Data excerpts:
* * * * *
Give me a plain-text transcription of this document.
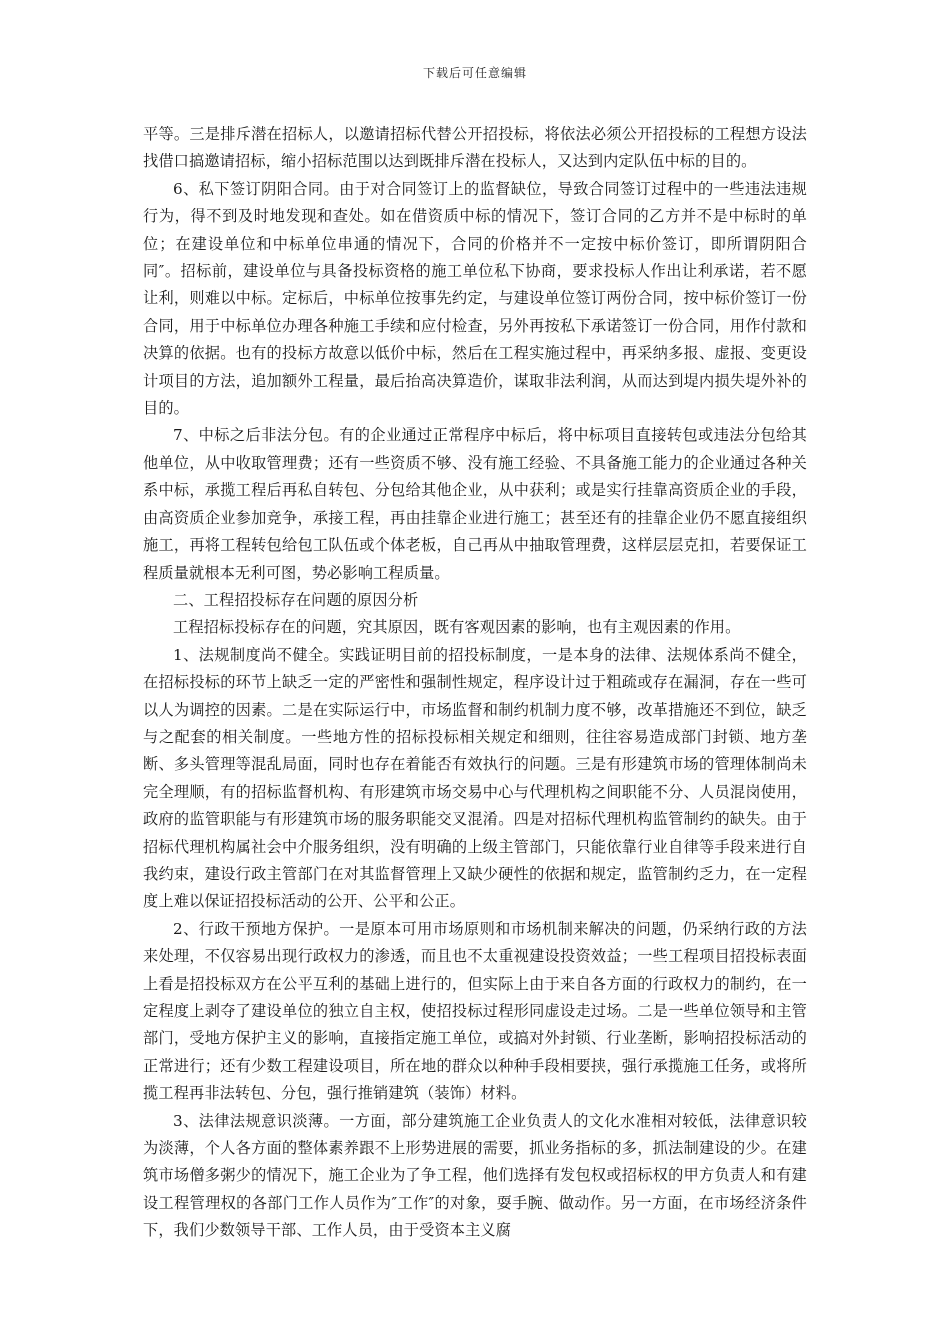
下载后可任意编辑

平等。三是排斥潜在招标人，以邀请招标代替公开招投标，将依法必须公开招投标的工程想方设法找借口搞邀请招标，缩小招标范围以达到既排斥潜在投标人，又达到内定队伍中标的目的。

6、私下签订阴阳合同。由于对合同签订上的监督缺位，导致合同签订过程中的一些违法违规行为，得不到及时地发现和查处。如在借资质中标的情况下，签订合同的乙方并不是中标时的单位；在建设单位和中标单位串通的情况下，合同的价格并不一定按中标价签订，即所谓阴阳合同″。招标前，建设单位与具备投标资格的施工单位私下协商，要求投标人作出让利承诺，若不愿让利，则难以中标。定标后，中标单位按事先约定，与建设单位签订两份合同，按中标价签订一份合同，用于中标单位办理各种施工手续和应付检查，另外再按私下承诺签订一份合同，用作付款和决算的依据。也有的投标方故意以低价中标，然后在工程实施过程中，再采纳多报、虚报、变更设计项目的方法，追加额外工程量，最后抬高决算造价，谋取非法利润，从而达到堤内损失堤外补的目的。

7、中标之后非法分包。有的企业通过正常程序中标后，将中标项目直接转包或违法分包给其他单位，从中收取管理费；还有一些资质不够、没有施工经验、不具备施工能力的企业通过各种关系中标，承揽工程后再私自转包、分包给其他企业，从中获利；或是实行挂靠高资质企业的手段，由高资质企业参加竞争，承接工程，再由挂靠企业进行施工；甚至还有的挂靠企业仍不愿直接组织施工，再将工程转包给包工队伍或个体老板，自己再从中抽取管理费，这样层层克扣，若要保证工程质量就根本无利可图，势必影响工程质量。

二、工程招投标存在问题的原因分析

工程招标投标存在的问题，究其原因，既有客观因素的影响，也有主观因素的作用。

1、法规制度尚不健全。实践证明目前的招投标制度，一是本身的法律、法规体系尚不健全，在招标投标的环节上缺乏一定的严密性和强制性规定，程序设计过于粗疏或存在漏洞，存在一些可以人为调控的因素。二是在实际运行中，市场监督和制约机制力度不够，改革措施还不到位，缺乏与之配套的相关制度。一些地方性的招标投标相关规定和细则，往往容易造成部门封锁、地方垄断、多头管理等混乱局面，同时也存在着能否有效执行的问题。三是有形建筑市场的管理体制尚未完全理顺，有的招标监督机构、有形建筑市场交易中心与代理机构之间职能不分、人员混岗使用，政府的监管职能与有形建筑市场的服务职能交叉混淆。四是对招标代理机构监管制约的缺失。由于招标代理机构属社会中介服务组织，没有明确的上级主管部门，只能依靠行业自律等手段来进行自我约束，建设行政主管部门在对其监督管理上又缺少硬性的依据和规定，监管制约乏力，在一定程度上难以保证招投标活动的公开、公平和公正。

2、行政干预地方保护。一是原本可用市场原则和市场机制来解决的问题，仍采纳行政的方法来处理，不仅容易出现行政权力的渗透，而且也不太重视建设投资效益；一些工程项目招投标表面上看是招投标双方在公平互利的基础上进行的，但实际上由于来自各方面的行政权力的制约，在一定程度上剥夺了建设单位的独立自主权，使招投标过程形同虚设走过场。二是一些单位领导和主管部门，受地方保护主义的影响，直接指定施工单位，或搞对外封锁、行业垄断，影响招投标活动的正常进行；还有少数工程建设项目，所在地的群众以种种手段相要挟，强行承揽施工任务，或将所揽工程再非法转包、分包，强行推销建筑（装饰）材料。

3、法律法规意识淡薄。一方面，部分建筑施工企业负责人的文化水准相对较低，法律意识较为淡薄，个人各方面的整体素养跟不上形势进展的需要，抓业务指标的多，抓法制建设的少。在建筑市场僧多粥少的情况下，施工企业为了争工程，他们选择有发包权或招标权的甲方负责人和有建设工程管理权的各部门工作人员作为″工作″的对象，耍手腕、做动作。另一方面，在市场经济条件下，我们少数领导干部、工作人员，由于受资本主义腐
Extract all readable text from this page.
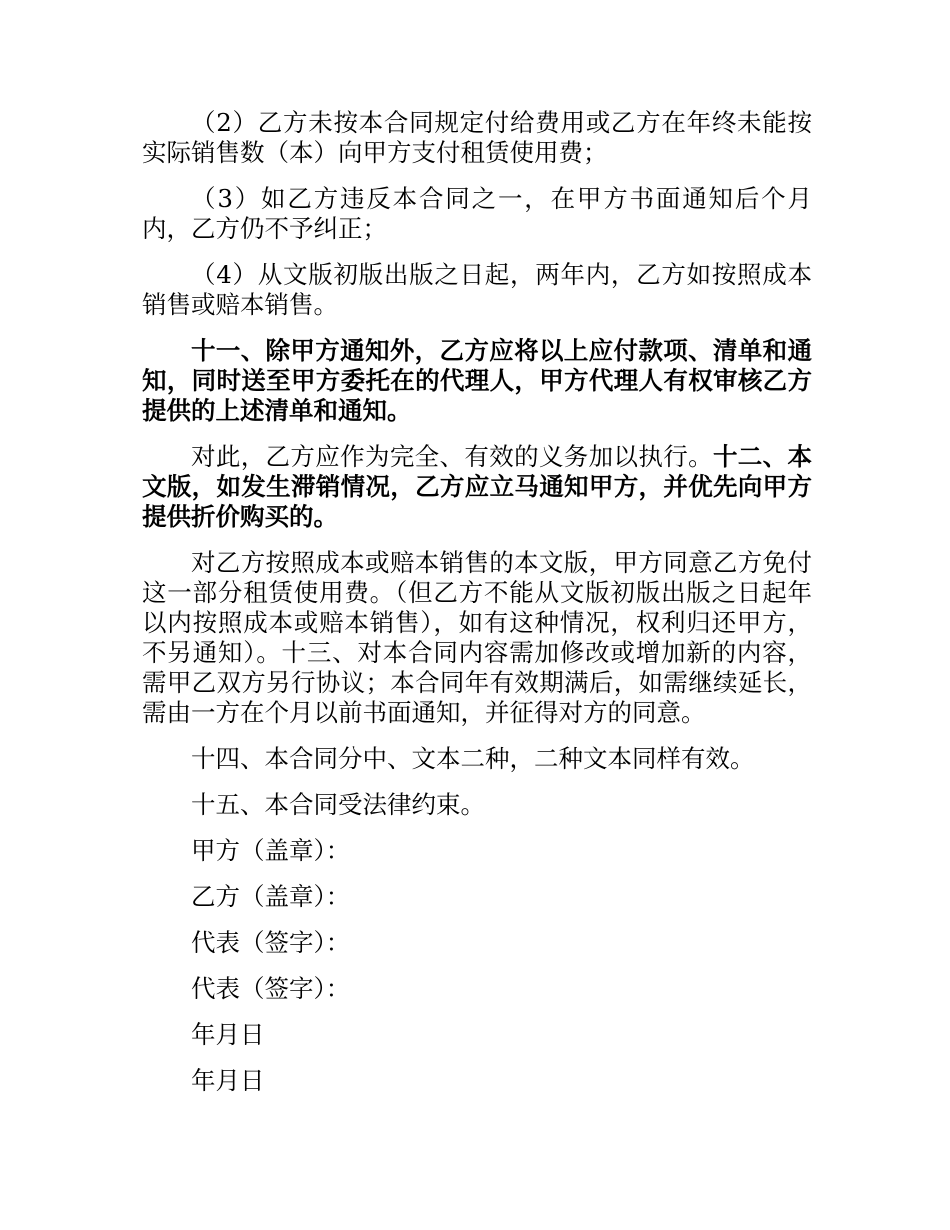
（2）乙方未按本合同规定付给费用或乙方在年终未能按实际销售数（本）向甲方支付租赁使用费；

（3）如乙方违反本合同之一，在甲方书面通知后个月内，乙方仍不予纠正；

（4）从文版初版出版之日起，两年内，乙方如按照成本销售或赔本销售。

十一、除甲方通知外，乙方应将以上应付款项、清单和通知，同时送至甲方委托在的代理人，甲方代理人有权审核乙方提供的上述清单和通知。

对此，乙方应作为完全、有效的义务加以执行。十二、本文版，如发生滞销情况，乙方应立马通知甲方，并优先向甲方提供折价购买的。

对乙方按照成本或赔本销售的本文版，甲方同意乙方免付这一部分租赁使用费。（但乙方不能从文版初版出版之日起年以内按照成本或赔本销售），如有这种情况，权利归还甲方，不另通知）。十三、对本合同内容需加修改或增加新的内容，需甲乙双方另行协议；本合同年有效期满后，如需继续延长，需由一方在个月以前书面通知，并征得对方的同意。

十四、本合同分中、文本二种，二种文本同样有效。

十五、本合同受法律约束。

甲方（盖章）：

乙方（盖章）：

代表（签字）：

代表（签字）：

年月日

年月日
* * * * *
What you need to do: The pictures stay out; repeat exactly the lines from the one with "Extract all readable text from this page." to the end of the entries above, and nothing else.

Final answer:
Extract all readable text from this page.
（2）乙方未按本合同规定付给费用或乙方在年终未能按实际销售数（本）向甲方支付租赁使用费；

（3）如乙方违反本合同之一，在甲方书面通知后个月内，乙方仍不予纠正；

（4）从文版初版出版之日起，两年内，乙方如按照成本销售或赔本销售。

十一、除甲方通知外，乙方应将以上应付款项、清单和通知，同时送至甲方委托在的代理人，甲方代理人有权审核乙方提供的上述清单和通知。

对此，乙方应作为完全、有效的义务加以执行。十二、本文版，如发生滞销情况，乙方应立马通知甲方，并优先向甲方提供折价购买的。

对乙方按照成本或赔本销售的本文版，甲方同意乙方免付这一部分租赁使用费。（但乙方不能从文版初版出版之日起年以内按照成本或赔本销售），如有这种情况，权利归还甲方，不另通知）。十三、对本合同内容需加修改或增加新的内容，需甲乙双方另行协议；本合同年有效期满后，如需继续延长，需由一方在个月以前书面通知，并征得对方的同意。

十四、本合同分中、文本二种，二种文本同样有效。

十五、本合同受法律约束。

甲方（盖章）：

乙方（盖章）：

代表（签字）：

代表（签字）：

年月日

年月日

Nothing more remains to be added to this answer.